* EXCERPT TO READ
***

By default, the /usr/local/hadoop/etc/hadoop/ folder contains the /usr/local/hadoop/etc/hadoop/mapred-site.xml.template file which has to be renamed/copied with the name mapred-site.xml. This file is used to specify which framework is being used for MapReduce.


cp /usr/local/hadoop/etc/hadoop/mapred-site.xml.template /usr/local/hadoop/etc/hadoop/mapred-site.xml

Then open /usr/local/hadoop/etc/hadoop/mapred-site.xml and enter the following content in between the tag <configuration></configuration>


    <property>
       <name>mapreduce.framework.name</name>
       <value>yarn</value>
    </property>

=> /usr/local/hadoop/etc/hadoop/hdfs-site.xml

The /usr/local/hadoop/etc/hadoop/hdfs-site.xml has to be configured for each host in the cluster that is being used. It is used to specify the directories which will be used as the namenode and the datanode on that host.

Before editing this file, we need to create two directories which will contain the namenode and the datanode for this Hadoop installation.

***

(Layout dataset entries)
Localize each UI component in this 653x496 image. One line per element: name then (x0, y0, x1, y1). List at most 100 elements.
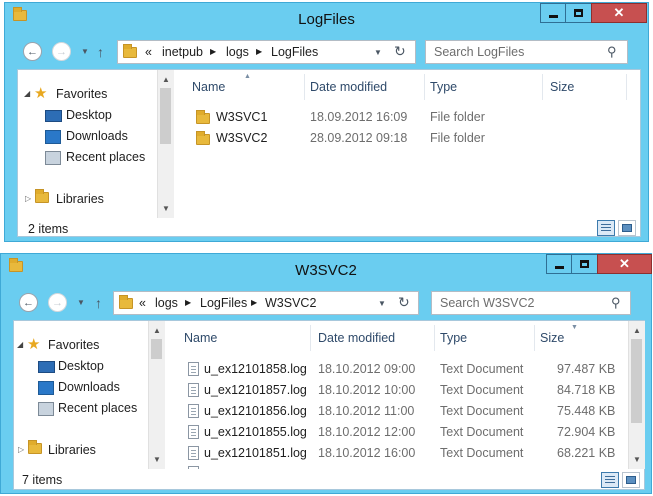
scroll-thumb[interactable] (151, 339, 162, 359)
nav-libraries[interactable]: Libraries (56, 192, 104, 206)
column-header-name[interactable]: Name (184, 331, 217, 345)
nav-favorites[interactable]: Favorites (48, 338, 99, 352)
nav-downloads[interactable]: Downloads (58, 380, 120, 394)
address-bar[interactable]: « logs ▶ LogFiles ▶ W3SVC2 ▼ ↻ (113, 291, 419, 315)
address-dropdown-icon[interactable]: ▼ (378, 299, 386, 308)
breadcrumb-logfiles[interactable]: LogFiles (271, 45, 318, 59)
nav-favorites[interactable]: Favorites (56, 87, 107, 101)
maximize-button[interactable] (571, 254, 598, 274)
file-list-scrollbar[interactable]: ▲ ▼ (628, 321, 645, 469)
breadcrumb-logfiles[interactable]: LogFiles (200, 296, 247, 310)
file-size: 75.448 KB (557, 404, 616, 418)
table-row[interactable]: u_ex12101851.log 18.10.2012 16:00 Text D… (164, 443, 626, 463)
large-icons-view-button[interactable] (622, 472, 640, 488)
close-button[interactable]: ✕ (597, 254, 652, 274)
collapse-arrow-icon[interactable]: ▷ (18, 445, 24, 454)
scroll-up-icon[interactable]: ▲ (153, 326, 161, 335)
details-view-button[interactable] (597, 220, 615, 236)
nav-libraries[interactable]: Libraries (48, 443, 96, 457)
file-name: u_ex12101851.log (204, 446, 307, 460)
breadcrumb-separator-icon[interactable]: ▶ (256, 47, 262, 56)
refresh-icon[interactable]: ↻ (394, 43, 406, 60)
address-overflow[interactable]: « (145, 45, 152, 59)
column-header-size[interactable]: Size (540, 331, 564, 345)
navigation-pane-scrollbar[interactable]: ▲ ▼ (157, 70, 174, 218)
column-divider[interactable] (534, 325, 535, 351)
table-row[interactable]: u_ex12101858.log 18.10.2012 09:00 Text D… (164, 359, 626, 379)
column-header-date-modified[interactable]: Date modified (318, 331, 395, 345)
nav-recent-places[interactable]: Recent places (58, 401, 137, 415)
search-box[interactable]: Search W3SVC2 ⚲ (431, 291, 631, 315)
table-row-partial[interactable] (164, 464, 626, 469)
recent-locations-dropdown-icon[interactable]: ▼ (81, 47, 89, 56)
expand-arrow-icon[interactable]: ◢ (17, 340, 23, 349)
back-button[interactable]: ← (23, 42, 42, 61)
table-row[interactable]: u_ex12101856.log 18.10.2012 11:00 Text D… (164, 401, 626, 421)
scroll-down-icon[interactable]: ▼ (153, 455, 161, 464)
column-header-type[interactable]: Type (440, 331, 467, 345)
up-arrow-icon[interactable]: ↑ (95, 295, 102, 311)
nav-downloads[interactable]: Downloads (66, 129, 128, 143)
file-type: Text Document (440, 383, 524, 397)
close-button[interactable]: ✕ (591, 3, 647, 23)
forward-button[interactable]: → (52, 42, 71, 61)
table-row[interactable]: W3SVC1 18.09.2012 16:09 File folder (176, 108, 626, 128)
scroll-up-icon[interactable]: ▲ (162, 75, 170, 84)
breadcrumb-logs[interactable]: logs (155, 296, 178, 310)
scroll-down-icon[interactable]: ▼ (162, 204, 170, 213)
column-header-size[interactable]: Size (550, 80, 574, 94)
column-divider[interactable] (626, 74, 627, 100)
collapse-arrow-icon[interactable]: ▷ (25, 194, 31, 203)
nav-recent-places[interactable]: Recent places (66, 150, 145, 164)
expand-arrow-icon[interactable]: ◢ (24, 89, 30, 98)
scroll-thumb[interactable] (631, 339, 642, 423)
details-view-button[interactable] (601, 472, 619, 488)
up-arrow-icon[interactable]: ↑ (97, 44, 104, 60)
minimize-button[interactable] (540, 3, 566, 23)
nav-desktop[interactable]: Desktop (66, 108, 112, 122)
minimize-button[interactable] (546, 254, 572, 274)
scroll-thumb[interactable] (160, 88, 171, 144)
address-overflow[interactable]: « (139, 296, 146, 310)
search-icon[interactable]: ⚲ (607, 44, 617, 60)
column-divider[interactable] (434, 325, 435, 351)
search-placeholder: Search LogFiles (434, 45, 525, 59)
breadcrumb-logs[interactable]: logs (226, 45, 249, 59)
text-document-icon (188, 466, 199, 469)
column-divider[interactable] (424, 74, 425, 100)
search-icon[interactable]: ⚲ (611, 295, 621, 311)
nav-desktop[interactable]: Desktop (58, 359, 104, 373)
column-header-date-modified[interactable]: Date modified (310, 80, 387, 94)
large-icons-view-button[interactable] (618, 220, 636, 236)
breadcrumb-w3svc2[interactable]: W3SVC2 (265, 296, 316, 310)
breadcrumb-separator-icon[interactable]: ▶ (210, 47, 216, 56)
breadcrumb-inetpub[interactable]: inetpub (162, 45, 203, 59)
column-header-name[interactable]: Name (192, 80, 225, 94)
breadcrumb-separator-icon[interactable]: ▶ (251, 298, 257, 307)
recent-locations-dropdown-icon[interactable]: ▼ (77, 298, 85, 307)
column-divider[interactable] (310, 325, 311, 351)
search-box[interactable]: Search LogFiles ⚲ (425, 40, 628, 64)
forward-button[interactable]: → (48, 293, 67, 312)
navigation-pane-scrollbar[interactable]: ▲ ▼ (148, 321, 165, 469)
back-button[interactable]: ← (19, 293, 38, 312)
column-header-type[interactable]: Type (430, 80, 457, 94)
maximize-button[interactable] (565, 3, 592, 23)
address-dropdown-icon[interactable]: ▼ (374, 48, 382, 57)
desktop-icon (45, 110, 62, 122)
table-row[interactable]: u_ex12101855.log 18.10.2012 12:00 Text D… (164, 422, 626, 442)
address-bar[interactable]: « inetpub ▶ logs ▶ LogFiles ▼ ↻ (117, 40, 416, 64)
navigation-bar: ← → ▼ ↑ « inetpub ▶ logs ▶ LogFiles ▼ ↻ … (5, 37, 648, 65)
table-row[interactable]: u_ex12101857.log 18.10.2012 10:00 Text D… (164, 380, 626, 400)
refresh-icon[interactable]: ↻ (398, 294, 410, 311)
back-arrow-icon: ← (23, 296, 34, 309)
column-divider[interactable] (304, 74, 305, 100)
scroll-up-icon[interactable]: ▲ (633, 326, 641, 335)
scroll-down-icon[interactable]: ▼ (633, 455, 641, 464)
breadcrumb-separator-icon[interactable]: ▶ (185, 298, 191, 307)
file-list: Name Date modified Type Size ▼ u_ex12101… (164, 321, 630, 469)
desktop-icon (38, 361, 55, 373)
column-divider[interactable] (542, 74, 543, 100)
table-row[interactable]: W3SVC2 28.09.2012 09:18 File folder (176, 129, 626, 149)
navigation-pane: ◢ ★ Favorites Desktop Downloads Recent p… (18, 70, 176, 218)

***

* PROBLEM REQUIREMENTS
According to the Hadoop configuration excerpt, what is the mapred-site.xml file used for? Please answer in one sentence.

* WRITTEN SOLUTION
It is used to specify which framework is being used for MapReduce.